Next Door : Fantasmer son sabordage

Next Door est le premier essai cinématographique de Daniel Brühl derrière la caméra. Après deux années particulièrement florissantes et une notoriété internationale grandissante, l’acteur allemand souhaitait explorer l’autre facette du cinéma. Celle de réalisateur dans un film pour lequel il décide également de jouer le rôle principal. Pour une première tentative, il s’entoure de personnalités fortes. D’abord Peter Kurth pour lui donner la réplique, un acteur qu’il avait déjà rencontré à deux reprises. Premièrement dans le film Good Bye, Lenin! en 2003, multi-récompensé à travers l’Europe et lui ayant valu sa notoriété internationale, mais aussi dans le film A Friend of Mine, 2 ans plus tard. Une rivalité de longue date entre les deux acteurs s’adonnant ici à un jeu de duel malsain comme deux prédateurs qui se regardent en chiens de faïence avant de se ruer l’un sur l’autre. Daniel Brühl fait également appel à Daniel Kehlmann au scénario. Un romancier encore vierge du terrain cinématographique mais avec quelques belles récompenses littéraires à son actif.

Pour cette entrée en matière, il faut admettre que Brühl n’hésite pas à se mettre quasiment à nu dans une comédie noire très dérangeante. Next Door raconte l’histoire de Daniel, un acteur à la popularité florissante. On le retrouve un matin, à son réveil, prêt à entamer sa petite morning routine. Une tasse de café, un bisou sur le front de sa femme encore endormie et quelques directives pour la femme de ménage/babysitter qui doit désormais s’occuper de la maison. Puis le voilà parti, en route pour Londres, où il doit rejoindre son agent pour un casting de super héros. Beaucoup d’avance au compteur, il s’arrête dans un bar du coin pour répéter son texte en attendant son chauffeur. C’est là qu’il fait la malheureuse rencontre de Bruno, un être irascible et mesquin qui met tout en œuvre pour saborder aussi bien sa vie professionnelle, familiale que personnelle. Très vite, il découvre que Bruno n’est autre que son voisin, et que leur rencontre n’est pas le fruit du hasard.

Relevés de mise en page
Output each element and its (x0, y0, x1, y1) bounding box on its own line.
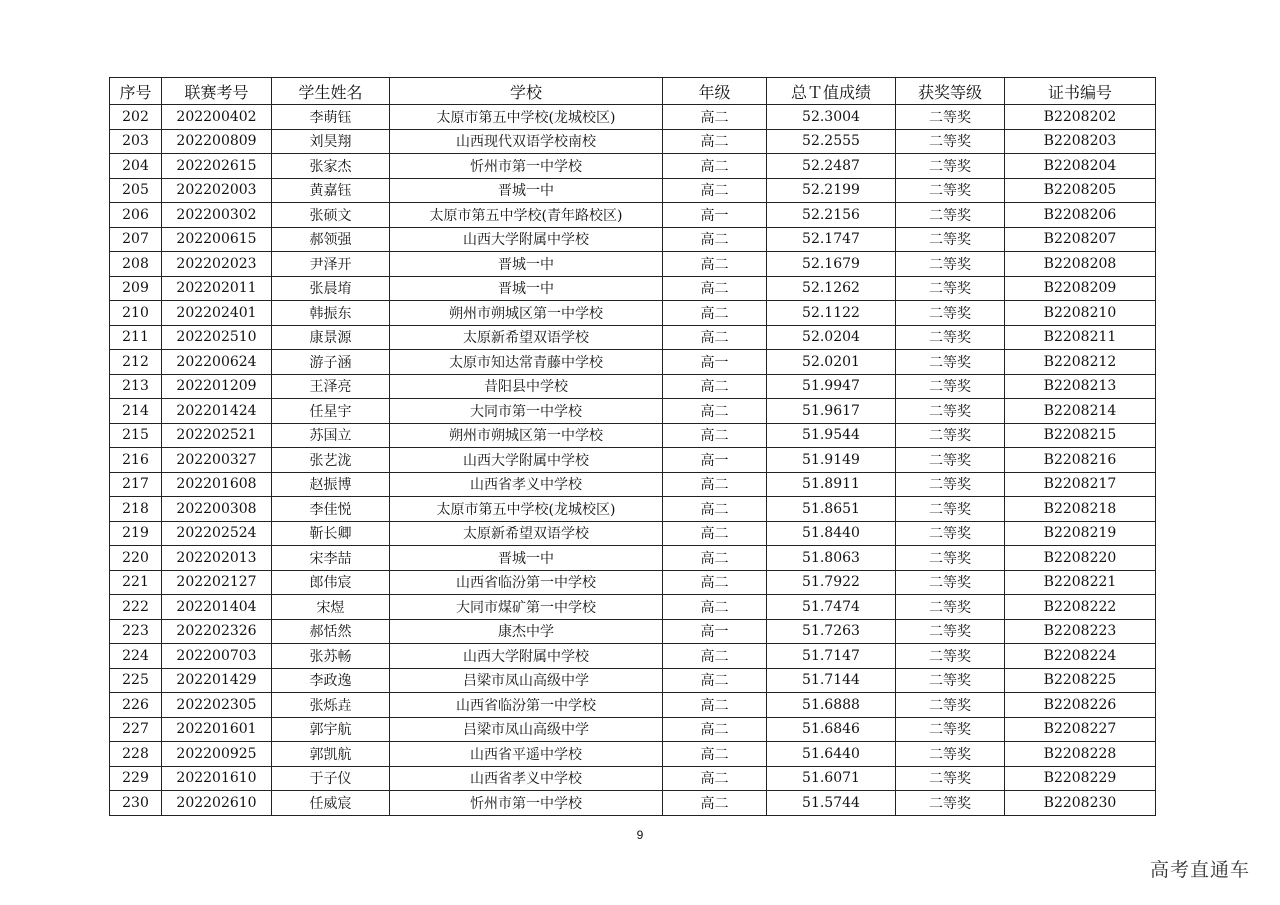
cell-total-score: 51.6888 (767, 693, 896, 718)
cell-exam-id: 202202401 (162, 301, 272, 326)
cell-student-name: 李萌钰 (272, 105, 390, 130)
cell-school: 山西省孝义中学校 (390, 766, 663, 791)
cell-certificate-id: B2208210 (1005, 301, 1156, 326)
cell-award-level: 二等奖 (896, 374, 1005, 399)
cell-award-level: 二等奖 (896, 129, 1005, 154)
cell-exam-id: 202202013 (162, 546, 272, 571)
cell-grade: 高二 (663, 105, 767, 130)
cell-total-score: 52.0204 (767, 325, 896, 350)
cell-exam-id: 202200302 (162, 203, 272, 228)
cell-school: 晋城一中 (390, 276, 663, 301)
cell-grade: 高二 (663, 399, 767, 424)
cell-student-name: 郎伟宸 (272, 570, 390, 595)
cell-index: 217 (110, 472, 162, 497)
cell-grade: 高二 (663, 791, 767, 816)
table-row (110, 227, 1156, 252)
cell-total-score: 51.9149 (767, 448, 896, 473)
cell-award-level: 二等奖 (896, 595, 1005, 620)
cell-certificate-id: B2208227 (1005, 717, 1156, 742)
cell-grade: 高二 (663, 693, 767, 718)
cell-grade: 高二 (663, 570, 767, 595)
cell-exam-id: 202202610 (162, 791, 272, 816)
cell-grade: 高一 (663, 619, 767, 644)
cell-index: 209 (110, 276, 162, 301)
cell-school: 忻州市第一中学校 (390, 154, 663, 179)
cell-total-score: 51.7474 (767, 595, 896, 620)
cell-student-name: 任星宇 (272, 399, 390, 424)
cell-certificate-id: B2208230 (1005, 791, 1156, 816)
cell-exam-id: 202202510 (162, 325, 272, 350)
cell-grade: 高二 (663, 546, 767, 571)
table-row (110, 742, 1156, 767)
cell-student-name: 张晨堉 (272, 276, 390, 301)
cell-exam-id: 202200327 (162, 448, 272, 473)
cell-student-name: 郝恬然 (272, 619, 390, 644)
cell-exam-id: 202200402 (162, 105, 272, 130)
cell-certificate-id: B2208213 (1005, 374, 1156, 399)
cell-student-name: 郝领强 (272, 227, 390, 252)
cell-school: 朔州市朔城区第一中学校 (390, 423, 663, 448)
cell-exam-id: 202202127 (162, 570, 272, 595)
cell-student-name: 尹泽开 (272, 252, 390, 277)
cell-certificate-id: B2208217 (1005, 472, 1156, 497)
header-exam-id: 联赛考号 (162, 78, 272, 105)
cell-student-name: 张硕文 (272, 203, 390, 228)
cell-school: 大同市煤矿第一中学校 (390, 595, 663, 620)
table-row (110, 448, 1156, 473)
cell-school: 山西省平遥中学校 (390, 742, 663, 767)
cell-total-score: 51.8440 (767, 521, 896, 546)
cell-total-score: 52.3004 (767, 105, 896, 130)
cell-award-level: 二等奖 (896, 325, 1005, 350)
cell-student-name: 于子仪 (272, 766, 390, 791)
cell-award-level: 二等奖 (896, 178, 1005, 203)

• _CONSIGNES DE TRAVAIL_: D'après l'extrait fourni, à qui Daniel Brühl confie-t-il le scénario de Next Door ?

• _EXERCICE CORRIGÉ_: À Daniel Kehlmann.